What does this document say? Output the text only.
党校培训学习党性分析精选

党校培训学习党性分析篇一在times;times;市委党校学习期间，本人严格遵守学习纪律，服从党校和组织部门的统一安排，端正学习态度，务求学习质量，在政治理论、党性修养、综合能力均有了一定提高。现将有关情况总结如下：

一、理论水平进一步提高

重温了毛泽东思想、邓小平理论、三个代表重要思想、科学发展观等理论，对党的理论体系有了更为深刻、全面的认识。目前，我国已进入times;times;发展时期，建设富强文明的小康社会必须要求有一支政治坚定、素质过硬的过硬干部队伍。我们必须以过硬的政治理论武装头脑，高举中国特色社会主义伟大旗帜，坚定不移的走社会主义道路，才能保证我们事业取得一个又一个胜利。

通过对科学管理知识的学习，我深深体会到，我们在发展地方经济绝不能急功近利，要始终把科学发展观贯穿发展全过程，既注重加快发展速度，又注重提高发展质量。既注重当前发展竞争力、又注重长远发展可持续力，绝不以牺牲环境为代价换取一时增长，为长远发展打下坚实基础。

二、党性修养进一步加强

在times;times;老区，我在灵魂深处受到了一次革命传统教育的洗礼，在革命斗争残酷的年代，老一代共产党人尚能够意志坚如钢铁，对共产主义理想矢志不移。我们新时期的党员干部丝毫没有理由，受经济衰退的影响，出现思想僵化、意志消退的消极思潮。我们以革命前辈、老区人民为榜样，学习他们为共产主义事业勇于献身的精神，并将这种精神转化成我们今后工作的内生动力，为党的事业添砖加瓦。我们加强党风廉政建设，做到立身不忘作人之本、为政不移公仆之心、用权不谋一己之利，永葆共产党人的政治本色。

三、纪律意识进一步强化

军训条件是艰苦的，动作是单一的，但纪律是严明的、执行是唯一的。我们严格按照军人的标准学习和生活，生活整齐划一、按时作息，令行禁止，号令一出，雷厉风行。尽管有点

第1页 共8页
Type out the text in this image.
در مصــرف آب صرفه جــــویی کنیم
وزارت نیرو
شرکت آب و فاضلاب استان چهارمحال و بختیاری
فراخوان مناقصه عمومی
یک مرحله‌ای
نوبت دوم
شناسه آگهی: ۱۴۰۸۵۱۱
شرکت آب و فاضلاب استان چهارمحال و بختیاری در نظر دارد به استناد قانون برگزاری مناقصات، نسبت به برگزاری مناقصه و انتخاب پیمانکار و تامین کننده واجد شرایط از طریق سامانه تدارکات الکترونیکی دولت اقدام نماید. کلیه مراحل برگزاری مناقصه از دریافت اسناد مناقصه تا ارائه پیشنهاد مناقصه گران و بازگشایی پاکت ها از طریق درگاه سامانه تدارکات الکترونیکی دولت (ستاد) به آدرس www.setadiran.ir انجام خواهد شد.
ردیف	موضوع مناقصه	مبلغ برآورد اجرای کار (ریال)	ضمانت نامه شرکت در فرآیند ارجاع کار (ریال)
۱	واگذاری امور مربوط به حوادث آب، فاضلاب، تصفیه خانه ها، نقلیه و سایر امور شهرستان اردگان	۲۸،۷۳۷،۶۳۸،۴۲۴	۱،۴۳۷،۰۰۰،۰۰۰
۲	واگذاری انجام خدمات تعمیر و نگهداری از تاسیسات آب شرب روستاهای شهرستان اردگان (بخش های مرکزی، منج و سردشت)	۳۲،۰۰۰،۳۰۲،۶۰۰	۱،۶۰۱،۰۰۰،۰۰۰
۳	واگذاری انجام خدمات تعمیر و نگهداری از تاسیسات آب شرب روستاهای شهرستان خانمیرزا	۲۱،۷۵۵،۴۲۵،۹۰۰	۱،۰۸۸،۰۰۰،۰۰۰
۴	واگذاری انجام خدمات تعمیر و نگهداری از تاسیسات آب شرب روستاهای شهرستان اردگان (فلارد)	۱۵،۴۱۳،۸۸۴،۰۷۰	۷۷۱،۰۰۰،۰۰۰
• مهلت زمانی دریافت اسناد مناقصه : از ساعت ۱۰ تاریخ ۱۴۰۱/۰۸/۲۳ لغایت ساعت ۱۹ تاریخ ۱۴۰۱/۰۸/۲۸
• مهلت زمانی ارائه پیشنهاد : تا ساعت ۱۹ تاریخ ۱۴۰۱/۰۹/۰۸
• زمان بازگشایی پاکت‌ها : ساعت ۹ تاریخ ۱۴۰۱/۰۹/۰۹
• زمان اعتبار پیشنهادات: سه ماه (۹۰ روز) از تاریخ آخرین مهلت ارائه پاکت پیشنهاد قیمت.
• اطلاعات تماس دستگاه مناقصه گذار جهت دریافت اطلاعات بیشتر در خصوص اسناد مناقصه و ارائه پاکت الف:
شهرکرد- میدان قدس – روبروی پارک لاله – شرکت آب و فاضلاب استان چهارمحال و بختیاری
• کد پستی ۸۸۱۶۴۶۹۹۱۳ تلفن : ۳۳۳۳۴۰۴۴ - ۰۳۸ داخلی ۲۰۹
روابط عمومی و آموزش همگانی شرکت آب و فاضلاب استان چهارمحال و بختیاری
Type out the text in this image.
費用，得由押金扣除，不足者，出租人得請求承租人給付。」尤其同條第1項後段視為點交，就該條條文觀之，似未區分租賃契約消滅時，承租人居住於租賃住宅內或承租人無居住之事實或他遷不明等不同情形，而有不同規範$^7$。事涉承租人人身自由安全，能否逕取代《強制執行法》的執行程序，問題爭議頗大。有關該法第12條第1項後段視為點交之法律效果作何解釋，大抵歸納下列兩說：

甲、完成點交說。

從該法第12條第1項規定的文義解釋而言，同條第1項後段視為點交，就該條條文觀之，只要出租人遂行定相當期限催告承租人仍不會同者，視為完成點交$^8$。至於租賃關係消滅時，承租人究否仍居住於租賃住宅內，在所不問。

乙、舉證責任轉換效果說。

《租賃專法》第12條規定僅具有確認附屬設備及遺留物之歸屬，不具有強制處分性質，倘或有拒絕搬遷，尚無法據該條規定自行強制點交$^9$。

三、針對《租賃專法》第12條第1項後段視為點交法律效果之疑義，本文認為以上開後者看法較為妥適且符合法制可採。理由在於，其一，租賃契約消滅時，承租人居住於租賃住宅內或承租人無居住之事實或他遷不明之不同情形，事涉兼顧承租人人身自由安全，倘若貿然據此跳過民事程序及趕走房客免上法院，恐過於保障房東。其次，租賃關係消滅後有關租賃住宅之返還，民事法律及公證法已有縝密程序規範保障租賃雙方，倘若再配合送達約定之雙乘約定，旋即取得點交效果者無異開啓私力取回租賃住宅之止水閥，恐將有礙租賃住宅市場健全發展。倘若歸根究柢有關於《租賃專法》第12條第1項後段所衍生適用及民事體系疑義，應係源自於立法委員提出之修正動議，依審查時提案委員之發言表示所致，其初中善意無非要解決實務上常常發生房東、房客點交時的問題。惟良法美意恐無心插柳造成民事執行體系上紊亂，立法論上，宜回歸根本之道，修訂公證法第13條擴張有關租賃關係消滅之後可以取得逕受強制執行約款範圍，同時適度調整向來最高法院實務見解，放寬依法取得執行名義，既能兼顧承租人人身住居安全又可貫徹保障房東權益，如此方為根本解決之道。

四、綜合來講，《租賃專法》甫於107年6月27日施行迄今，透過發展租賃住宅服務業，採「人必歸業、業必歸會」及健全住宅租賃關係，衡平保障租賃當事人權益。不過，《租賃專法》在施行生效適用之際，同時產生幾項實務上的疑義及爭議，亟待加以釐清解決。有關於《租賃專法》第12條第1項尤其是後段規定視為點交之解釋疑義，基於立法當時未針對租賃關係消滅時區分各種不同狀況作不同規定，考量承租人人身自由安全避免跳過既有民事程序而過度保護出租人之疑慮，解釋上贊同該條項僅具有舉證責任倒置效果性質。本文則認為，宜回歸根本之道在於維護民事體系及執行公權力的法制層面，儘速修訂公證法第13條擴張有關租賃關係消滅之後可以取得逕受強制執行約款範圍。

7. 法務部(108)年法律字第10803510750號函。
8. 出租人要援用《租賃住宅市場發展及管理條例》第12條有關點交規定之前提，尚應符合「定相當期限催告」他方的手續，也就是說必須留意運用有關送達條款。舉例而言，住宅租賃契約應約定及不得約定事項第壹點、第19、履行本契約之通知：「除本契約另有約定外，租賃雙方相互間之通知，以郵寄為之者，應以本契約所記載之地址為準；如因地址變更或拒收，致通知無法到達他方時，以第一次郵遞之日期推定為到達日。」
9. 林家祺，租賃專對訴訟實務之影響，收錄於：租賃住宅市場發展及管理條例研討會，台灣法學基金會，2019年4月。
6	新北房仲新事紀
━━━━━━━━━━━━━━━━━━━━
CHALLENGE
Give only the count of lines in this material that contain the string "تاریخ".

REPLY
4